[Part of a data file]
>> START
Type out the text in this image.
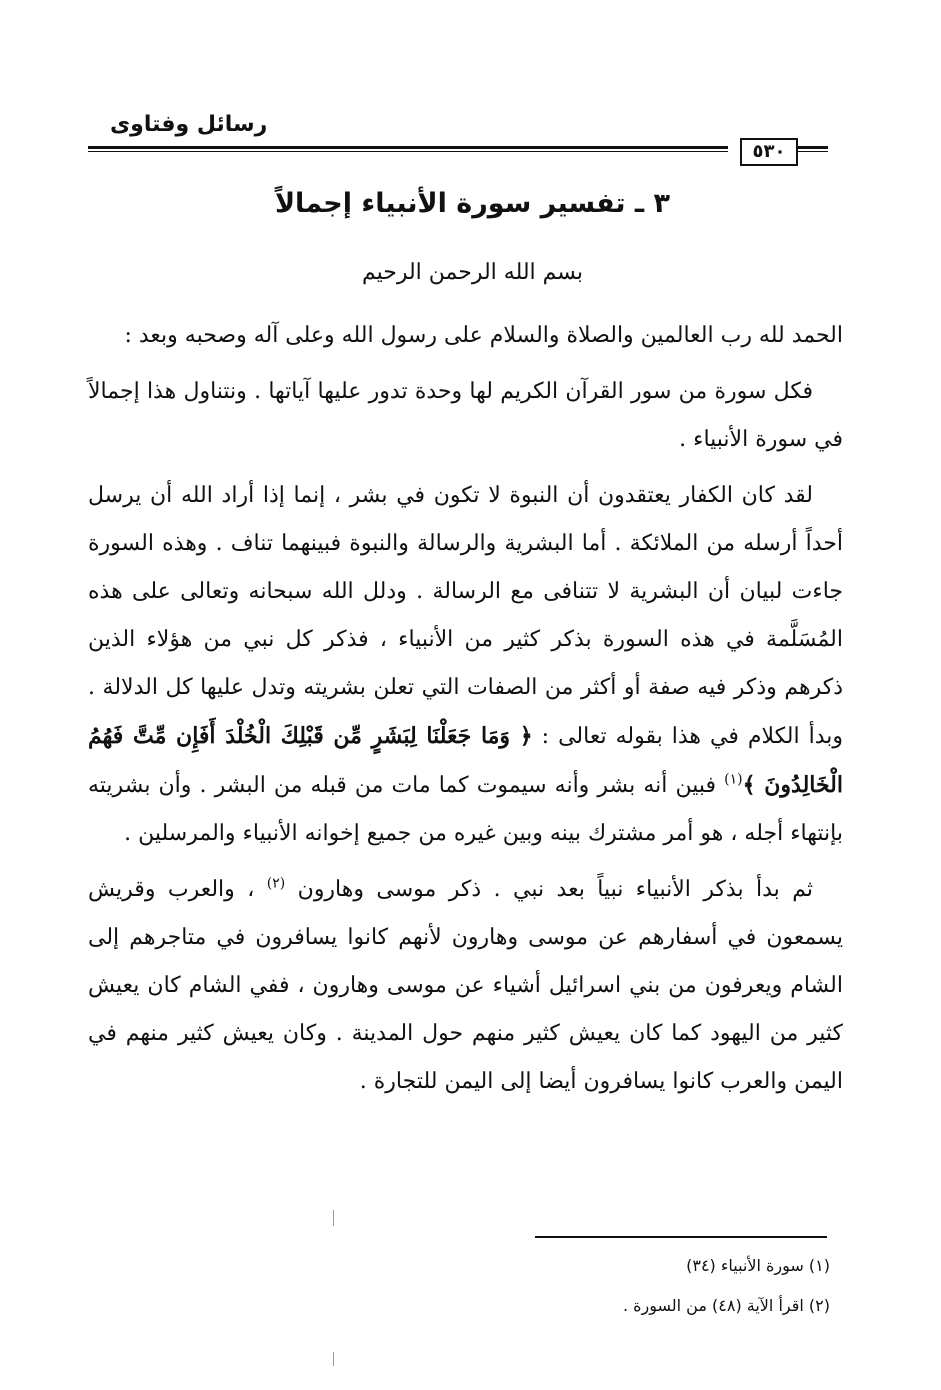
رسائل وفتاوى
٥٣٠
٣ ـ تفسير سورة الأنبياء إجمالاً
بسم الله الرحمن الرحيم

الحمد لله رب العالمين والصلاة والسلام على رسول الله وعلى آله وصحبه وبعد :

فكل سورة من سور القرآن الكريم لها وحدة تدور عليها آياتها . ونتناول هذا إجمالاً في سورة الأنبياء .

لقد كان الكفار يعتقدون أن النبوة لا تكون في بشر ، إنما إذا أراد الله أن يرسل أحداً أرسله من الملائكة . أما البشرية والرسالة والنبوة فبينهما تناف . وهذه السورة جاءت لبيان أن البشرية لا تتنافى مع الرسالة . ودلل الله سبحانه وتعالى على هذه المُسَلَّمة في هذه السورة بذكر كثير من الأنبياء ، فذكر كل نبي من هؤلاء الذين ذكرهم وذكر فيه صفة أو أكثر من الصفات التي تعلن بشريته وتدل عليها كل الدلالة . وبدأ الكلام في هذا بقوله تعالى : ﴿ وَمَا جَعَلْنَا لِبَشَرٍ مِّن قَبْلِكَ الْخُلْدَ أَفَإِن مِّتَّ فَهُمُ الْخَالِدُونَ ﴾$^{(١)}$ فبين أنه بشر وأنه سيموت كما مات من قبله من البشر . وأن بشريته بإنتهاء أجله ، هو أمر مشترك بينه وبين غيره من جميع إخوانه الأنبياء والمرسلين .

ثم بدأ بذكر الأنبياء نبياً بعد نبي . ذكر موسى وهارون $^{(٢)}$ ، والعرب وقريش يسمعون في أسفارهم عن موسى وهارون لأنهم كانوا يسافرون في متاجرهم إلى الشام ويعرفون من بني اسرائيل أشياء عن موسى وهارون ، ففي الشام كان يعيش كثير من اليهود كما كان يعيش كثير منهم حول المدينة . وكان يعيش كثير منهم في اليمن والعرب كانوا يسافرون أيضا إلى اليمن للتجارة .

(١) سورة الأنبياء (٣٤)
(٢) اقرأ الآية (٤٨) من السورة .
>> END
--- SET EXERCISE ---
Every record above should be written out again without change, except that the pictures are left out.

--- THE ANSWER ---
Type out the text in this image.
رسائل وفتاوى
٥٣٠
٣ ـ تفسير سورة الأنبياء إجمالاً
بسم الله الرحمن الرحيم

الحمد لله رب العالمين والصلاة والسلام على رسول الله وعلى آله وصحبه وبعد :

فكل سورة من سور القرآن الكريم لها وحدة تدور عليها آياتها . ونتناول هذا إجمالاً في سورة الأنبياء .

لقد كان الكفار يعتقدون أن النبوة لا تكون في بشر ، إنما إذا أراد الله أن يرسل أحداً أرسله من الملائكة . أما البشرية والرسالة والنبوة فبينهما تناف . وهذه السورة جاءت لبيان أن البشرية لا تتنافى مع الرسالة . ودلل الله سبحانه وتعالى على هذه المُسَلَّمة في هذه السورة بذكر كثير من الأنبياء ، فذكر كل نبي من هؤلاء الذين ذكرهم وذكر فيه صفة أو أكثر من الصفات التي تعلن بشريته وتدل عليها كل الدلالة . وبدأ الكلام في هذا بقوله تعالى : ﴿ وَمَا جَعَلْنَا لِبَشَرٍ مِّن قَبْلِكَ الْخُلْدَ أَفَإِن مِّتَّ فَهُمُ الْخَالِدُونَ ﴾$^{(١)}$ فبين أنه بشر وأنه سيموت كما مات من قبله من البشر . وأن بشريته بإنتهاء أجله ، هو أمر مشترك بينه وبين غيره من جميع إخوانه الأنبياء والمرسلين .

ثم بدأ بذكر الأنبياء نبياً بعد نبي . ذكر موسى وهارون $^{(٢)}$ ، والعرب وقريش يسمعون في أسفارهم عن موسى وهارون لأنهم كانوا يسافرون في متاجرهم إلى الشام ويعرفون من بني اسرائيل أشياء عن موسى وهارون ، ففي الشام كان يعيش كثير من اليهود كما كان يعيش كثير منهم حول المدينة . وكان يعيش كثير منهم في اليمن والعرب كانوا يسافرون أيضا إلى اليمن للتجارة .

(١) سورة الأنبياء (٣٤)
(٢) اقرأ الآية (٤٨) من السورة .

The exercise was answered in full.